======== Entries shown ========
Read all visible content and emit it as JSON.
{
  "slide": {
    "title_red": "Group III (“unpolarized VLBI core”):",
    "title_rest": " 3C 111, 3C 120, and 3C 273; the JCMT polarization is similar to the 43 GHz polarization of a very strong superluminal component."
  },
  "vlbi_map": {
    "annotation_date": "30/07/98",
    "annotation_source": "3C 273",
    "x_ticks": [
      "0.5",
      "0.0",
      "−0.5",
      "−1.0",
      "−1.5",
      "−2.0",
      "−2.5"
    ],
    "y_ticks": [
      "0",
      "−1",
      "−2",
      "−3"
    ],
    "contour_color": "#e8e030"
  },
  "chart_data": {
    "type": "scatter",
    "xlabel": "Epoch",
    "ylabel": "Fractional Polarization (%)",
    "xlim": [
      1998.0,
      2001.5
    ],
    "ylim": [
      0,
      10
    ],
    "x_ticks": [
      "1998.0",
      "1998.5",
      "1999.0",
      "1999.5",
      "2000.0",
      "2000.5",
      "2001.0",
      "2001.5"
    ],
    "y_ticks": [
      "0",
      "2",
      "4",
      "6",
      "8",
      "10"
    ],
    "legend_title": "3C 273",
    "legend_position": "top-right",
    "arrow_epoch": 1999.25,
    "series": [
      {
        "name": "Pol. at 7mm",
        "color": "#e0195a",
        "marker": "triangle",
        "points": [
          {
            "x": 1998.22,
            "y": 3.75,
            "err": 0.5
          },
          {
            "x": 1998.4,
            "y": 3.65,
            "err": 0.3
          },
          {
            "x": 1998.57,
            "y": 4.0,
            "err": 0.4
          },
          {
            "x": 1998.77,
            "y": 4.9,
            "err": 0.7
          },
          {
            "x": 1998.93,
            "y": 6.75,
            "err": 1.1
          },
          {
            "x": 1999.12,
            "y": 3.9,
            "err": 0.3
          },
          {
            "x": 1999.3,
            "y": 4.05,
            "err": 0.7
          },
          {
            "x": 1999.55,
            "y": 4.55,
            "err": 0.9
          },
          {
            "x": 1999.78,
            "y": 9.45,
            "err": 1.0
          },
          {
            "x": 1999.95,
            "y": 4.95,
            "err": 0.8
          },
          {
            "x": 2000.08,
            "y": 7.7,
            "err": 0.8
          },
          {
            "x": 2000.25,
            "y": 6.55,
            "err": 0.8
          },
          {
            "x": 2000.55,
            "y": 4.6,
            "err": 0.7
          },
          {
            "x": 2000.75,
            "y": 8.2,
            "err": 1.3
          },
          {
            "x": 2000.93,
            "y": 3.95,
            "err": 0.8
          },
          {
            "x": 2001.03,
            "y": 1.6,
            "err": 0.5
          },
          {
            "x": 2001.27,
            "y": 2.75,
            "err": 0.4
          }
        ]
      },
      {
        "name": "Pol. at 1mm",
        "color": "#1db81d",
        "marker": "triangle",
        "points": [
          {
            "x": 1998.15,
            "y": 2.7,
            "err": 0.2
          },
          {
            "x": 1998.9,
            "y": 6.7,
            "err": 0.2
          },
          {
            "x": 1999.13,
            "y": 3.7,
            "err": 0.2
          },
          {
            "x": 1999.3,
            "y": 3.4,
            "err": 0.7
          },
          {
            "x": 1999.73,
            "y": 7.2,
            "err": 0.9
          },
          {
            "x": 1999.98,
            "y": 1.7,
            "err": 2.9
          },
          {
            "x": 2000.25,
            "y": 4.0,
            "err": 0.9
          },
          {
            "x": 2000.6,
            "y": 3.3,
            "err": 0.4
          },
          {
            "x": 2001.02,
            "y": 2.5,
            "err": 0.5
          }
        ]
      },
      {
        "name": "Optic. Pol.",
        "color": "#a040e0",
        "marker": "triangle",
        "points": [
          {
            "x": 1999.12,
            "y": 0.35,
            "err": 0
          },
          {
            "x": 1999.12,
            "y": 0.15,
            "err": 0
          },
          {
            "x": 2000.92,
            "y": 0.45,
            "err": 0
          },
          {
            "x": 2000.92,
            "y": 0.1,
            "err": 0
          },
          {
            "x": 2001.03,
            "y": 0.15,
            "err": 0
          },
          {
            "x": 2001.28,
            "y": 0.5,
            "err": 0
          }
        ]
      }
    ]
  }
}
========
What is required:
Repeat all the entries word for word.

Answer to this problem:
Read all visible content and emit it as JSON.
{
  "slide": {
    "title_red": "Group III (“unpolarized VLBI core”):",
    "title_rest": " 3C 111, 3C 120, and 3C 273; the JCMT polarization is similar to the 43 GHz polarization of a very strong superluminal component."
  },
  "vlbi_map": {
    "annotation_date": "30/07/98",
    "annotation_source": "3C 273",
    "x_ticks": [
      "0.5",
      "0.0",
      "−0.5",
      "−1.0",
      "−1.5",
      "−2.0",
      "−2.5"
    ],
    "y_ticks": [
      "0",
      "−1",
      "−2",
      "−3"
    ],
    "contour_color": "#e8e030"
  },
  "chart_data": {
    "type": "scatter",
    "xlabel": "Epoch",
    "ylabel": "Fractional Polarization (%)",
    "xlim": [
      1998.0,
      2001.5
    ],
    "ylim": [
      0,
      10
    ],
    "x_ticks": [
      "1998.0",
      "1998.5",
      "1999.0",
      "1999.5",
      "2000.0",
      "2000.5",
      "2001.0",
      "2001.5"
    ],
    "y_ticks": [
      "0",
      "2",
      "4",
      "6",
      "8",
      "10"
    ],
    "legend_title": "3C 273",
    "legend_position": "top-right",
    "arrow_epoch": 1999.25,
    "series": [
      {
        "name": "Pol. at 7mm",
        "color": "#e0195a",
        "marker": "triangle",
        "points": [
          {
            "x": 1998.22,
            "y": 3.75,
            "err": 0.5
          },
          {
            "x": 1998.4,
            "y": 3.65,
            "err": 0.3
          },
          {
            "x": 1998.57,
            "y": 4.0,
            "err": 0.4
          },
          {
            "x": 1998.77,
            "y": 4.9,
            "err": 0.7
          },
          {
            "x": 1998.93,
            "y": 6.75,
            "err": 1.1
          },
          {
            "x": 1999.12,
            "y": 3.9,
            "err": 0.3
          },
          {
            "x": 1999.3,
            "y": 4.05,
            "err": 0.7
          },
          {
            "x": 1999.55,
            "y": 4.55,
            "err": 0.9
          },
          {
            "x": 1999.78,
            "y": 9.45,
            "err": 1.0
          },
          {
            "x": 1999.95,
            "y": 4.95,
            "err": 0.8
          },
          {
            "x": 2000.08,
            "y": 7.7,
            "err": 0.8
          },
          {
            "x": 2000.25,
            "y": 6.55,
            "err": 0.8
          },
          {
            "x": 2000.55,
            "y": 4.6,
            "err": 0.7
          },
          {
            "x": 2000.75,
            "y": 8.2,
            "err": 1.3
          },
          {
            "x": 2000.93,
            "y": 3.95,
            "err": 0.8
          },
          {
            "x": 2001.03,
            "y": 1.6,
            "err": 0.5
          },
          {
            "x": 2001.27,
            "y": 2.75,
            "err": 0.4
          }
        ]
      },
      {
        "name": "Pol. at 1mm",
        "color": "#1db81d",
        "marker": "triangle",
        "points": [
          {
            "x": 1998.15,
            "y": 2.7,
            "err": 0.2
          },
          {
            "x": 1998.9,
            "y": 6.7,
            "err": 0.2
          },
          {
            "x": 1999.13,
            "y": 3.7,
            "err": 0.2
          },
          {
            "x": 1999.3,
            "y": 3.4,
            "err": 0.7
          },
          {
            "x": 1999.73,
            "y": 7.2,
            "err": 0.9
          },
          {
            "x": 1999.98,
            "y": 1.7,
            "err": 2.9
          },
          {
            "x": 2000.25,
            "y": 4.0,
            "err": 0.9
          },
          {
            "x": 2000.6,
            "y": 3.3,
            "err": 0.4
          },
          {
            "x": 2001.02,
            "y": 2.5,
            "err": 0.5
          }
        ]
      },
      {
        "name": "Optic. Pol.",
        "color": "#a040e0",
        "marker": "triangle",
        "points": [
          {
            "x": 1999.12,
            "y": 0.35,
            "err": 0
          },
          {
            "x": 1999.12,
            "y": 0.15,
            "err": 0
          },
          {
            "x": 2000.92,
            "y": 0.45,
            "err": 0
          },
          {
            "x": 2000.92,
            "y": 0.1,
            "err": 0
          },
          {
            "x": 2001.03,
            "y": 0.15,
            "err": 0
          },
          {
            "x": 2001.28,
            "y": 0.5,
            "err": 0
          }
        ]
      }
    ]
  }
}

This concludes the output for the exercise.